Items:
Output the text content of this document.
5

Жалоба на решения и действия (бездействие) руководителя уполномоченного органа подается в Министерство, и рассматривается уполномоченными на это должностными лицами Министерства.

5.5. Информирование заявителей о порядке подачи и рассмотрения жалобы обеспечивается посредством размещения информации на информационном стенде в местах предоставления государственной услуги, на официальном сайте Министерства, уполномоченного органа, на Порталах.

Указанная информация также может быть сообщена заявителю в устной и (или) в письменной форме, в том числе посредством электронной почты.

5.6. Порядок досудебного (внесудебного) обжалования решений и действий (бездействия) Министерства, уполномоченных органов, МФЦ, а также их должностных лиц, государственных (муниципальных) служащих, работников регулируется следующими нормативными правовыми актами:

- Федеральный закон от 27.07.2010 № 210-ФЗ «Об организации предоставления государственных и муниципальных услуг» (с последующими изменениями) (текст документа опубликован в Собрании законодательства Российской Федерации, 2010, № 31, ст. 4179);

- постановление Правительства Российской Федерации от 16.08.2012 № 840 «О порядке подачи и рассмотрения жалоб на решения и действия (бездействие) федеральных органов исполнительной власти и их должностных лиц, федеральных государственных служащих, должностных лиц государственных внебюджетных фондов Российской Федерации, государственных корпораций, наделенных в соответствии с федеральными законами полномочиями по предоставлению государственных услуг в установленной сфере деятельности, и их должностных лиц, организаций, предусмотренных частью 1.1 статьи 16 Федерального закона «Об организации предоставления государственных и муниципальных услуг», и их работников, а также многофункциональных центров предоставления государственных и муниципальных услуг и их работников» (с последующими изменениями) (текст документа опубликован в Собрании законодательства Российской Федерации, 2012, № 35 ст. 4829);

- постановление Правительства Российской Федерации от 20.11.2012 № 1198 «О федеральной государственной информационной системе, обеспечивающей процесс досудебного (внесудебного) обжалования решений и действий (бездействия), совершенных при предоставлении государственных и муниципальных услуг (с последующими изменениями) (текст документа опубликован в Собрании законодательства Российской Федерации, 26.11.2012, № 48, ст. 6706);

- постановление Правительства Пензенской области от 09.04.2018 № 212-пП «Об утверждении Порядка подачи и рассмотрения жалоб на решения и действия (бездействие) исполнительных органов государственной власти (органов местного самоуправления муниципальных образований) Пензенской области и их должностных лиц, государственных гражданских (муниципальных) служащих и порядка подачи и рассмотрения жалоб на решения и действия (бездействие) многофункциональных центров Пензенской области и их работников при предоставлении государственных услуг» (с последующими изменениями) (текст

Task goal:
Copy down the whole of the data above, matching it exactly.

Exercise answer:
Output the text content of this document.
5

Жалоба на решения и действия (бездействие) руководителя уполномоченного органа подается в Министерство, и рассматривается уполномоченными на это должностными лицами Министерства.

5.5. Информирование заявителей о порядке подачи и рассмотрения жалобы обеспечивается посредством размещения информации на информационном стенде в местах предоставления государственной услуги, на официальном сайте Министерства, уполномоченного органа, на Порталах.

Указанная информация также может быть сообщена заявителю в устной и (или) в письменной форме, в том числе посредством электронной почты.

5.6. Порядок досудебного (внесудебного) обжалования решений и действий (бездействия) Министерства, уполномоченных органов, МФЦ, а также их должностных лиц, государственных (муниципальных) служащих, работников регулируется следующими нормативными правовыми актами:

- Федеральный закон от 27.07.2010 № 210-ФЗ «Об организации предоставления государственных и муниципальных услуг» (с последующими изменениями) (текст документа опубликован в Собрании законодательства Российской Федерации, 2010, № 31, ст. 4179);

- постановление Правительства Российской Федерации от 16.08.2012 № 840 «О порядке подачи и рассмотрения жалоб на решения и действия (бездействие) федеральных органов исполнительной власти и их должностных лиц, федеральных государственных служащих, должностных лиц государственных внебюджетных фондов Российской Федерации, государственных корпораций, наделенных в соответствии с федеральными законами полномочиями по предоставлению государственных услуг в установленной сфере деятельности, и их должностных лиц, организаций, предусмотренных частью 1.1 статьи 16 Федерального закона «Об организации предоставления государственных и муниципальных услуг», и их работников, а также многофункциональных центров предоставления государственных и муниципальных услуг и их работников» (с последующими изменениями) (текст документа опубликован в Собрании законодательства Российской Федерации, 2012, № 35 ст. 4829);

- постановление Правительства Российской Федерации от 20.11.2012 № 1198 «О федеральной государственной информационной системе, обеспечивающей процесс досудебного (внесудебного) обжалования решений и действий (бездействия), совершенных при предоставлении государственных и муниципальных услуг (с последующими изменениями) (текст документа опубликован в Собрании законодательства Российской Федерации, 26.11.2012, № 48, ст. 6706);

- постановление Правительства Пензенской области от 09.04.2018 № 212-пП «Об утверждении Порядка подачи и рассмотрения жалоб на решения и действия (бездействие) исполнительных органов государственной власти (органов местного самоуправления муниципальных образований) Пензенской области и их должностных лиц, государственных гражданских (муниципальных) служащих и порядка подачи и рассмотрения жалоб на решения и действия (бездействие) многофункциональных центров Пензенской области и их работников при предоставлении государственных услуг» (с последующими изменениями) (текст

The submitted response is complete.